→ Problem description:
Find the lines that contain the word "ylabel" and copy each one.

::: Supplied information :::

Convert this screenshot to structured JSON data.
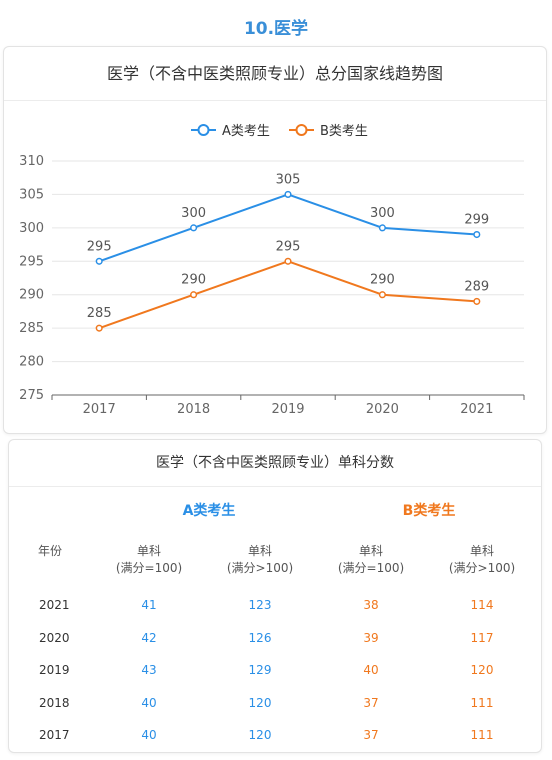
{
  "page_title": "10.医学",
  "chart": {
    "title": "医学（不含中医类照顾专业）总分国家线趋势图"
  },
  "chart_data": {
    "type": "line",
    "categories": [
      "2017",
      "2018",
      "2019",
      "2020",
      "2021"
    ],
    "series": [
      {
        "name": "A类考生",
        "values": [
          295,
          300,
          305,
          300,
          299
        ],
        "color": "#2a8fe6"
      },
      {
        "name": "B类考生",
        "values": [
          285,
          290,
          295,
          290,
          289
        ],
        "color": "#f0781e"
      }
    ],
    "ylim": [
      275,
      310
    ],
    "yticks": [
      "275",
      "280",
      "285",
      "290",
      "295",
      "300",
      "305",
      "310"
    ],
    "grid": true,
    "legend": "top-center"
  },
  "table": {
    "title": "医学（不含中医类照顾专业）单科分数",
    "group_a": "A类考生",
    "group_b": "B类考生",
    "col_year": "年份",
    "col_sub1_line1": "单科",
    "col_sub1_line2": "(满分=100)",
    "col_sub2_line1": "单科",
    "col_sub2_line2": "(满分>100)",
    "rows": [
      {
        "year": "2021",
        "a1": "41",
        "a2": "123",
        "b1": "38",
        "b2": "114"
      },
      {
        "year": "2020",
        "a1": "42",
        "a2": "126",
        "b1": "39",
        "b2": "117"
      },
      {
        "year": "2019",
        "a1": "43",
        "a2": "129",
        "b1": "40",
        "b2": "120"
      },
      {
        "year": "2018",
        "a1": "40",
        "a2": "120",
        "b1": "37",
        "b2": "111"
      },
      {
        "year": "2017",
        "a1": "40",
        "a2": "120",
        "b1": "37",
        "b2": "111"
      }
    ]
  }
}
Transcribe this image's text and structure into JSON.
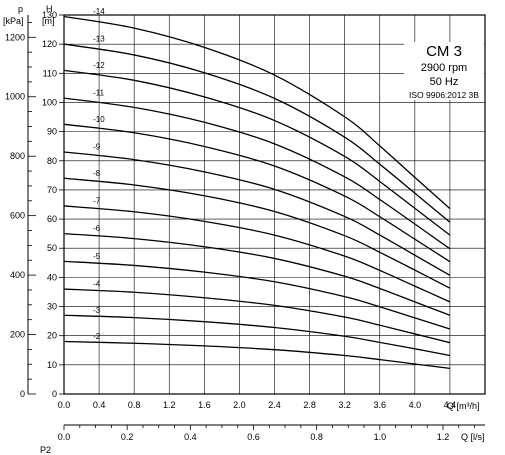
{
  "chart_data": {
    "type": "line",
    "info": {
      "model": "CM 3",
      "speed": "2900 rpm",
      "frequency": "50 Hz",
      "standard": "ISO 9906:2012 3B"
    },
    "axes": {
      "y_head": {
        "label": "H",
        "unit": "[m]",
        "range": [
          0,
          130
        ],
        "ticks": [
          "0",
          "10",
          "20",
          "30",
          "40",
          "50",
          "60",
          "70",
          "80",
          "90",
          "100",
          "110",
          "120",
          "130"
        ]
      },
      "y_pressure": {
        "label": "p",
        "unit": "[kPa]",
        "range": [
          0,
          1275
        ],
        "ticks": [
          "0",
          "200",
          "400",
          "600",
          "800",
          "1000",
          "1200"
        ]
      },
      "x_flow_m3h": {
        "label": "Q [m³/h]",
        "range": [
          0,
          4.8
        ],
        "ticks": [
          "0.0",
          "0.4",
          "0.8",
          "1.2",
          "1.6",
          "2.0",
          "2.4",
          "2.8",
          "3.2",
          "3.6",
          "4.0",
          "4.4"
        ]
      },
      "x_flow_ls": {
        "label": "Q [l/s]",
        "range": [
          0,
          1.333
        ],
        "ticks": [
          "0.0",
          "0.2",
          "0.4",
          "0.6",
          "0.8",
          "1.0",
          "1.2"
        ]
      },
      "next_panel_label": "P2"
    },
    "grid": true,
    "series": [
      {
        "name": "-2",
        "x": [
          0.0,
          0.8,
          1.6,
          2.4,
          3.2,
          3.6,
          4.0,
          4.4
        ],
        "y": [
          18.0,
          17.4,
          16.5,
          15.2,
          13.2,
          11.8,
          10.3,
          8.8
        ]
      },
      {
        "name": "-3",
        "x": [
          0.0,
          0.8,
          1.6,
          2.4,
          3.2,
          3.6,
          4.0,
          4.4
        ],
        "y": [
          27.0,
          26.2,
          24.8,
          22.8,
          19.8,
          17.7,
          15.5,
          13.2
        ]
      },
      {
        "name": "-4",
        "x": [
          0.0,
          0.8,
          1.6,
          2.4,
          3.2,
          3.6,
          4.0,
          4.4
        ],
        "y": [
          36.0,
          34.9,
          33.0,
          30.4,
          26.4,
          23.6,
          20.6,
          17.6
        ]
      },
      {
        "name": "-5",
        "x": [
          0.0,
          0.8,
          1.6,
          2.4,
          3.2,
          3.6,
          4.0,
          4.4
        ],
        "y": [
          45.5,
          44.1,
          41.8,
          38.5,
          33.4,
          29.9,
          26.1,
          22.3
        ]
      },
      {
        "name": "-6",
        "x": [
          0.0,
          0.8,
          1.6,
          2.4,
          3.2,
          3.6,
          4.0,
          4.4
        ],
        "y": [
          55.0,
          53.3,
          50.5,
          46.5,
          40.4,
          36.2,
          31.6,
          27.0
        ]
      },
      {
        "name": "-7",
        "x": [
          0.0,
          0.8,
          1.6,
          2.4,
          3.2,
          3.6,
          4.0,
          4.4
        ],
        "y": [
          64.5,
          62.5,
          59.2,
          54.5,
          47.3,
          42.4,
          37.0,
          31.6
        ]
      },
      {
        "name": "-8",
        "x": [
          0.0,
          0.8,
          1.6,
          2.4,
          3.2,
          3.6,
          4.0,
          4.4
        ],
        "y": [
          74.0,
          71.7,
          68.0,
          62.6,
          54.3,
          48.6,
          42.5,
          36.3
        ]
      },
      {
        "name": "-9",
        "x": [
          0.0,
          0.8,
          1.6,
          2.4,
          3.2,
          3.6,
          4.0,
          4.4
        ],
        "y": [
          83.0,
          80.4,
          76.2,
          70.2,
          60.9,
          54.5,
          47.6,
          40.7
        ]
      },
      {
        "name": "-10",
        "x": [
          0.0,
          0.8,
          1.6,
          2.4,
          3.2,
          3.6,
          4.0,
          4.4
        ],
        "y": [
          92.5,
          89.6,
          84.9,
          78.2,
          67.9,
          60.8,
          53.1,
          45.4
        ]
      },
      {
        "name": "-11",
        "x": [
          0.0,
          0.8,
          1.6,
          2.4,
          3.2,
          3.6,
          4.0,
          4.4
        ],
        "y": [
          101.5,
          98.3,
          93.2,
          85.8,
          74.5,
          66.7,
          58.3,
          49.8
        ]
      },
      {
        "name": "-12",
        "x": [
          0.0,
          0.8,
          1.6,
          2.4,
          3.2,
          3.6,
          4.0,
          4.4
        ],
        "y": [
          111.0,
          107.6,
          101.9,
          93.8,
          81.5,
          72.9,
          63.7,
          54.5
        ]
      },
      {
        "name": "-13",
        "x": [
          0.0,
          0.8,
          1.6,
          2.4,
          3.2,
          3.6,
          4.0,
          4.4
        ],
        "y": [
          120.0,
          116.3,
          110.2,
          101.4,
          88.1,
          78.8,
          68.9,
          58.9
        ]
      },
      {
        "name": "-14",
        "x": [
          0.0,
          0.8,
          1.6,
          2.4,
          3.2,
          3.6,
          4.0,
          4.4
        ],
        "y": [
          129.5,
          125.5,
          118.9,
          109.4,
          95.1,
          85.1,
          74.3,
          63.6
        ]
      }
    ]
  }
}
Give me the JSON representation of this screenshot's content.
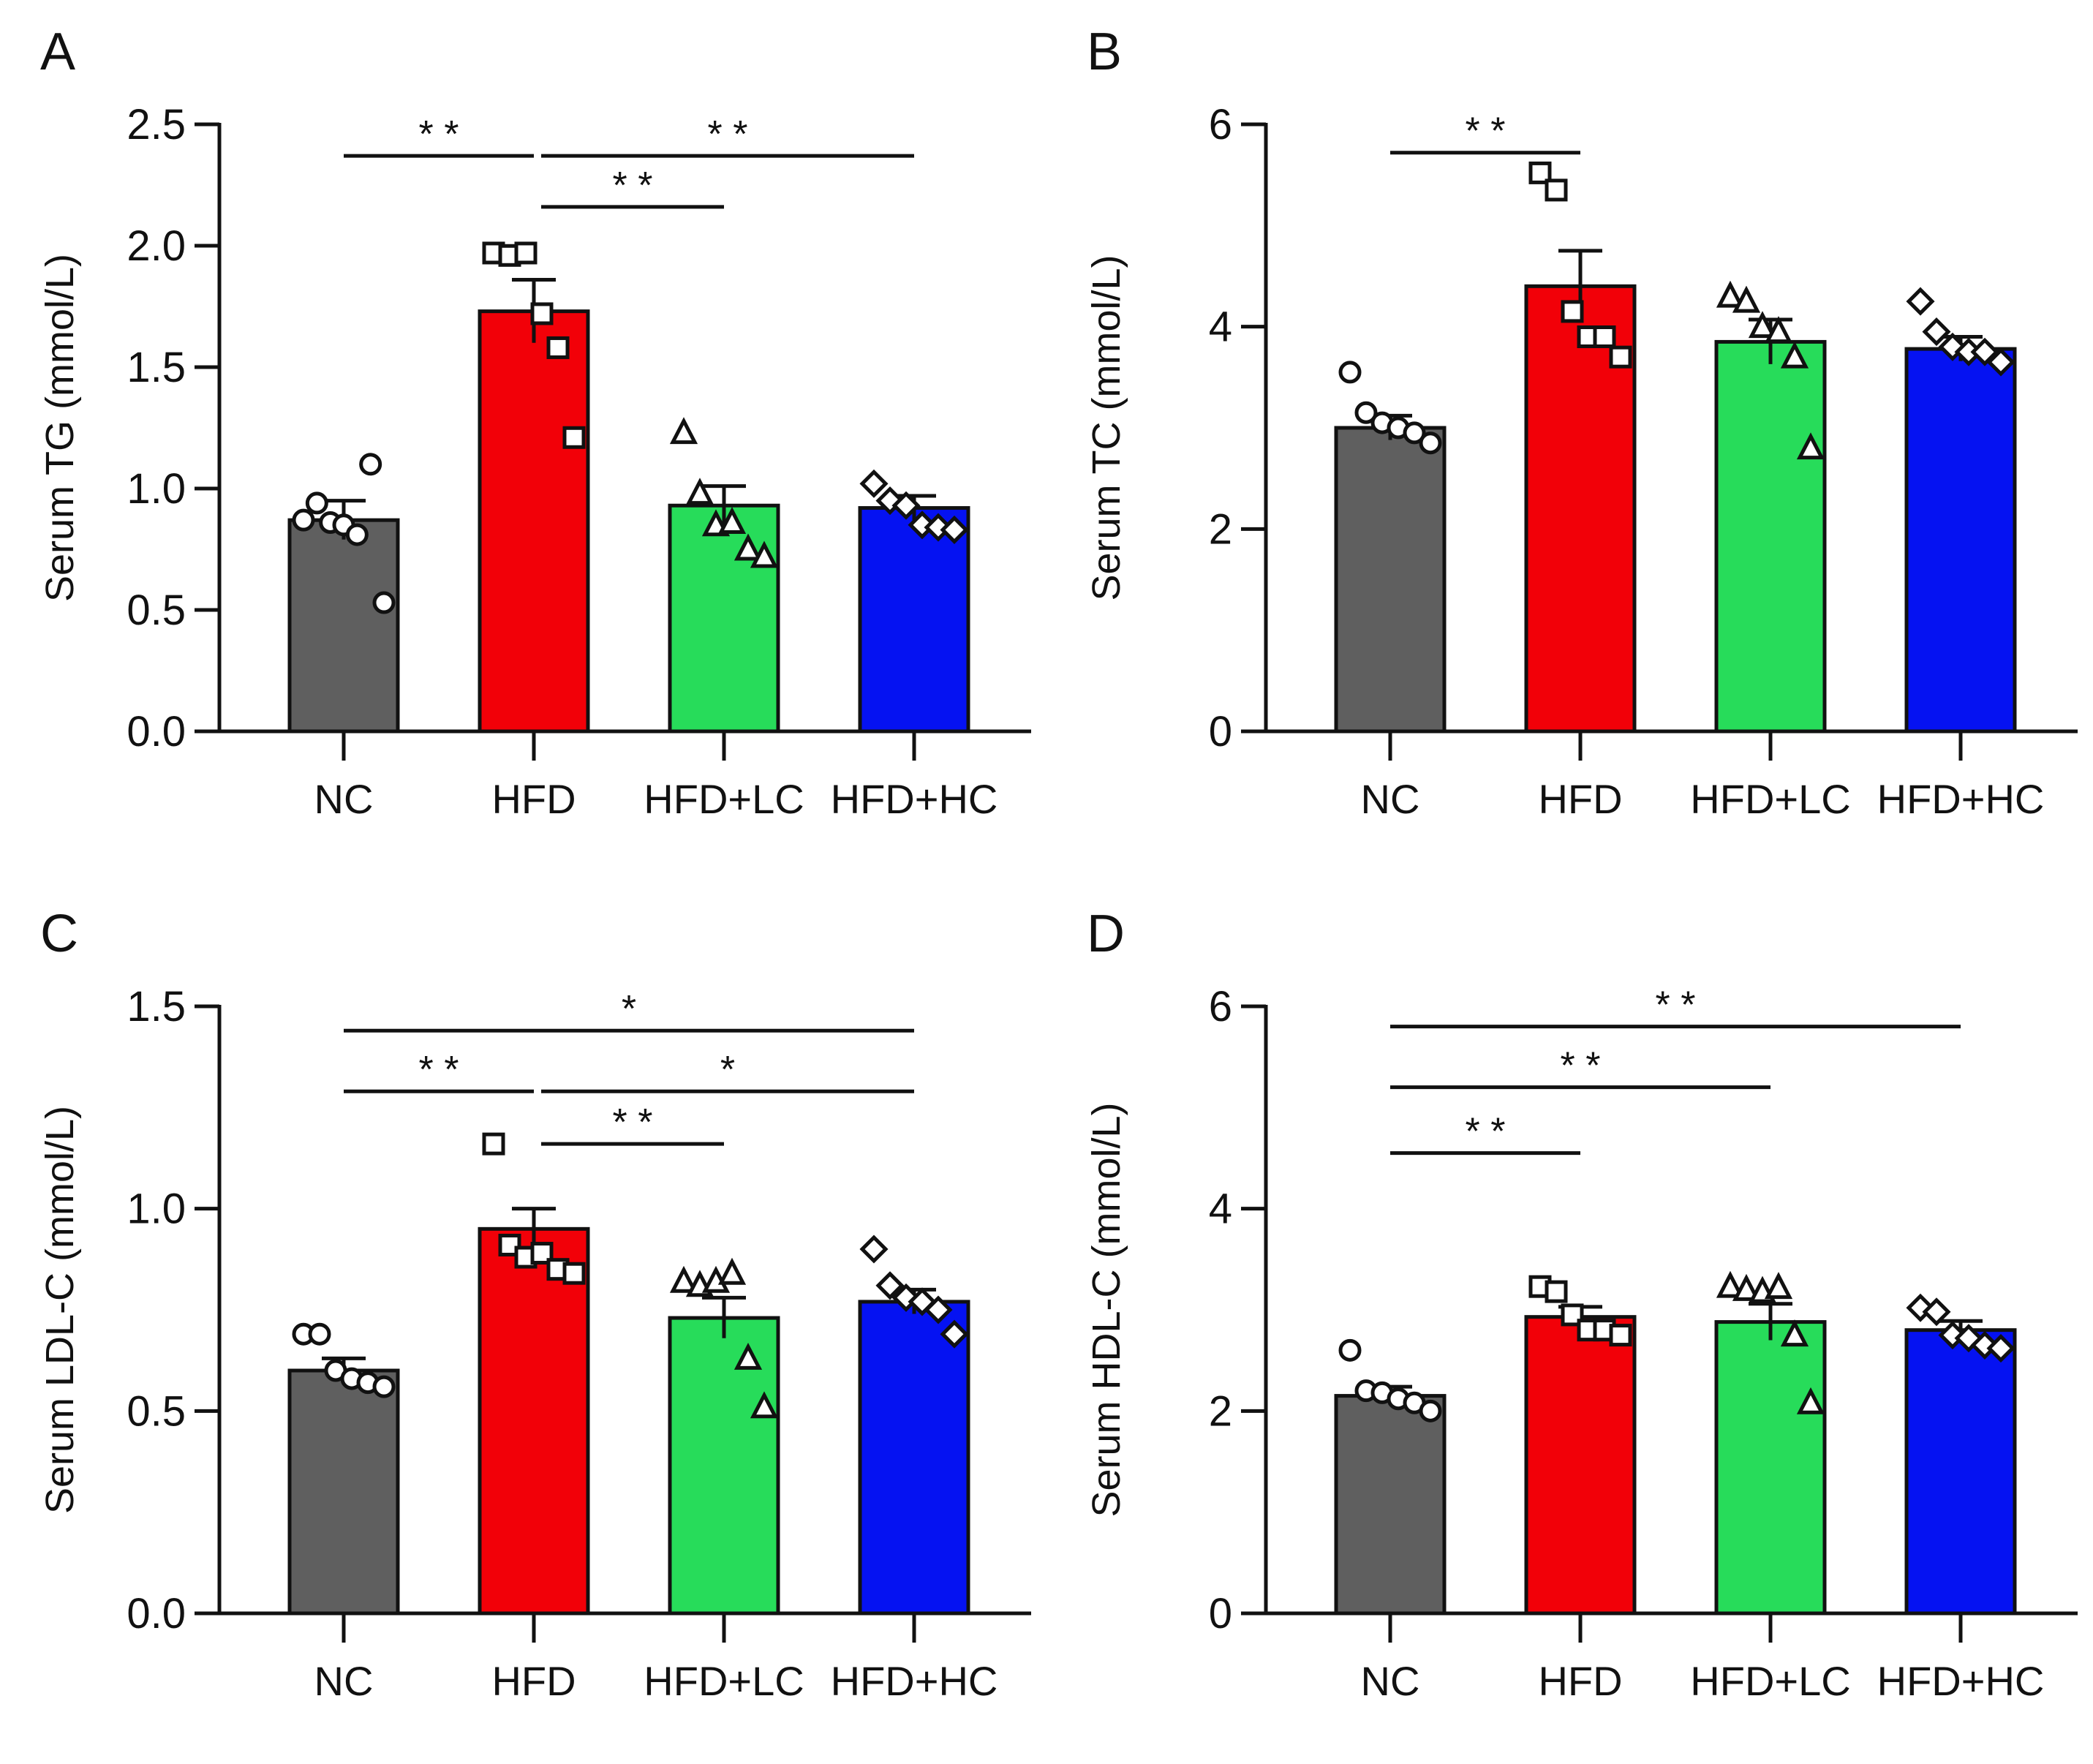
{
  "figure": {
    "colors": {
      "NC": "#5f5f5f",
      "HFD": "#f20008",
      "HFD+LC": "#27dc5a",
      "HFD+HC": "#0512f2",
      "ink": "#111111"
    },
    "markers": {
      "NC": "circle",
      "HFD": "square",
      "HFD+LC": "triangle",
      "HFD+HC": "diamond"
    }
  },
  "chart_data": [
    {
      "panel": "A",
      "type": "bar",
      "ylabel": "Serum TG (mmol/L)",
      "categories": [
        "NC",
        "HFD",
        "HFD+LC",
        "HFD+HC"
      ],
      "values": [
        0.87,
        1.73,
        0.93,
        0.92
      ],
      "sem": [
        0.08,
        0.13,
        0.08,
        0.05
      ],
      "points": [
        [
          0.87,
          0.94,
          0.86,
          0.85,
          0.81,
          1.1,
          0.53
        ],
        [
          1.97,
          1.96,
          1.97,
          1.72,
          1.58,
          1.21
        ],
        [
          1.23,
          0.98,
          0.85,
          0.86,
          0.75,
          0.72
        ],
        [
          1.02,
          0.95,
          0.93,
          0.85,
          0.84,
          0.83
        ]
      ],
      "ylim": [
        0.0,
        2.5
      ],
      "yticks": [
        "0.0",
        "0.5",
        "1.0",
        "1.5",
        "2.0",
        "2.5"
      ],
      "yticks_num": [
        0.0,
        0.5,
        1.0,
        1.5,
        2.0,
        2.5
      ],
      "significance": [
        {
          "from": 0,
          "to": 1,
          "label": "* *",
          "y": 2.37
        },
        {
          "from": 1,
          "to": 3,
          "label": "* *",
          "y": 2.37
        },
        {
          "from": 1,
          "to": 2,
          "label": "* *",
          "y": 2.16
        }
      ]
    },
    {
      "panel": "B",
      "type": "bar",
      "ylabel": "Serum TC (mmol/L)",
      "categories": [
        "NC",
        "HFD",
        "HFD+LC",
        "HFD+HC"
      ],
      "values": [
        3.0,
        4.4,
        3.85,
        3.78
      ],
      "sem": [
        0.12,
        0.35,
        0.22,
        0.12
      ],
      "points": [
        [
          3.55,
          3.15,
          3.05,
          3.0,
          2.95,
          2.85
        ],
        [
          5.52,
          5.35,
          4.15,
          3.9,
          3.9,
          3.7
        ],
        [
          4.3,
          4.25,
          4.0,
          3.95,
          3.7,
          2.8
        ],
        [
          4.25,
          3.95,
          3.8,
          3.75,
          3.75,
          3.65
        ]
      ],
      "ylim": [
        0,
        6
      ],
      "yticks": [
        "0",
        "2",
        "4",
        "6"
      ],
      "yticks_num": [
        0,
        2,
        4,
        6
      ],
      "significance": [
        {
          "from": 0,
          "to": 1,
          "label": "* *",
          "y": 5.72
        }
      ]
    },
    {
      "panel": "C",
      "type": "bar",
      "ylabel": "Serum LDL-C (mmol/L)",
      "categories": [
        "NC",
        "HFD",
        "HFD+LC",
        "HFD+HC"
      ],
      "values": [
        0.6,
        0.95,
        0.73,
        0.77
      ],
      "sem": [
        0.03,
        0.05,
        0.05,
        0.03
      ],
      "points": [
        [
          0.69,
          0.69,
          0.6,
          0.58,
          0.57,
          0.56
        ],
        [
          1.16,
          0.91,
          0.88,
          0.89,
          0.85,
          0.84
        ],
        [
          0.82,
          0.81,
          0.82,
          0.84,
          0.63,
          0.51
        ],
        [
          0.9,
          0.81,
          0.78,
          0.77,
          0.75,
          0.69
        ]
      ],
      "ylim": [
        0.0,
        1.5
      ],
      "yticks": [
        "0.0",
        "0.5",
        "1.0",
        "1.5"
      ],
      "yticks_num": [
        0.0,
        0.5,
        1.0,
        1.5
      ],
      "significance": [
        {
          "from": 0,
          "to": 3,
          "label": "*",
          "y": 1.44
        },
        {
          "from": 0,
          "to": 1,
          "label": "* *",
          "y": 1.29
        },
        {
          "from": 1,
          "to": 3,
          "label": "*",
          "y": 1.29
        },
        {
          "from": 1,
          "to": 2,
          "label": "* *",
          "y": 1.16
        }
      ]
    },
    {
      "panel": "D",
      "type": "bar",
      "ylabel": "Serum HDL-C (mmol/L)",
      "categories": [
        "NC",
        "HFD",
        "HFD+LC",
        "HFD+HC"
      ],
      "values": [
        2.15,
        2.93,
        2.88,
        2.8
      ],
      "sem": [
        0.09,
        0.1,
        0.18,
        0.09
      ],
      "points": [
        [
          2.6,
          2.2,
          2.18,
          2.12,
          2.08,
          2.0
        ],
        [
          3.23,
          3.18,
          2.95,
          2.8,
          2.8,
          2.75
        ],
        [
          3.23,
          3.2,
          3.18,
          3.22,
          2.75,
          2.08
        ],
        [
          3.02,
          2.98,
          2.75,
          2.72,
          2.65,
          2.62
        ]
      ],
      "ylim": [
        0,
        6
      ],
      "yticks": [
        "0",
        "2",
        "4",
        "6"
      ],
      "yticks_num": [
        0,
        2,
        4,
        6
      ],
      "significance": [
        {
          "from": 0,
          "to": 3,
          "label": "* *",
          "y": 5.8
        },
        {
          "from": 0,
          "to": 2,
          "label": "* *",
          "y": 5.2
        },
        {
          "from": 0,
          "to": 1,
          "label": "* *",
          "y": 4.55
        }
      ]
    }
  ]
}
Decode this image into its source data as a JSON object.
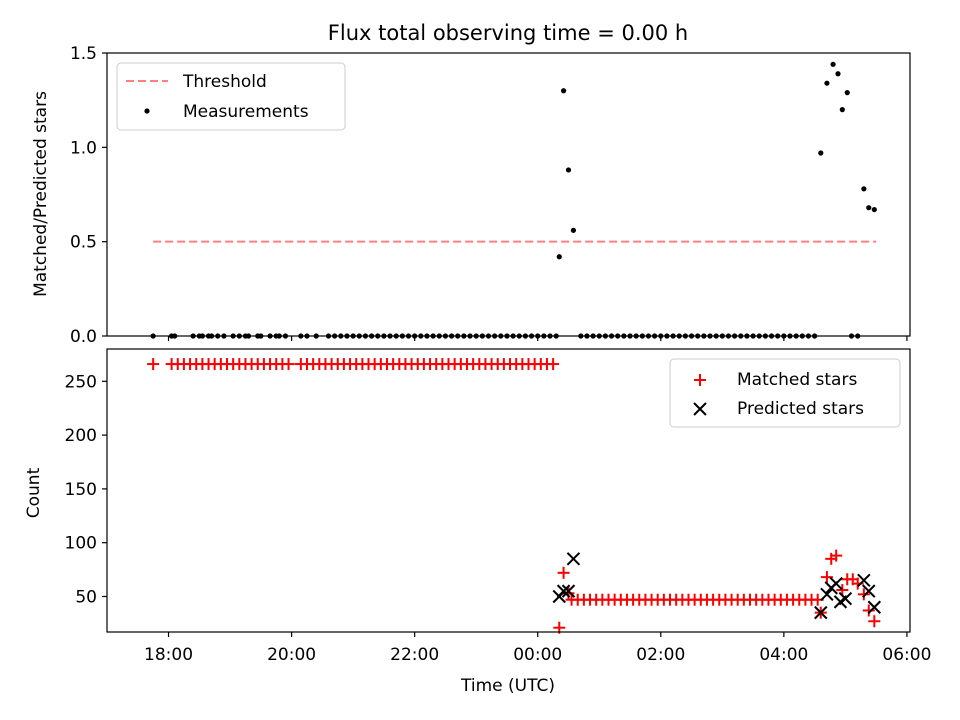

:::

→ The solution:
      "ylabel": "Serum TG (mmol/L)",
      "ylabel": "Serum TC (mmol/L)",
      "ylabel": "Serum LDL-C (mmol/L)",
      "ylabel": "Serum HDL-C (mmol/L)",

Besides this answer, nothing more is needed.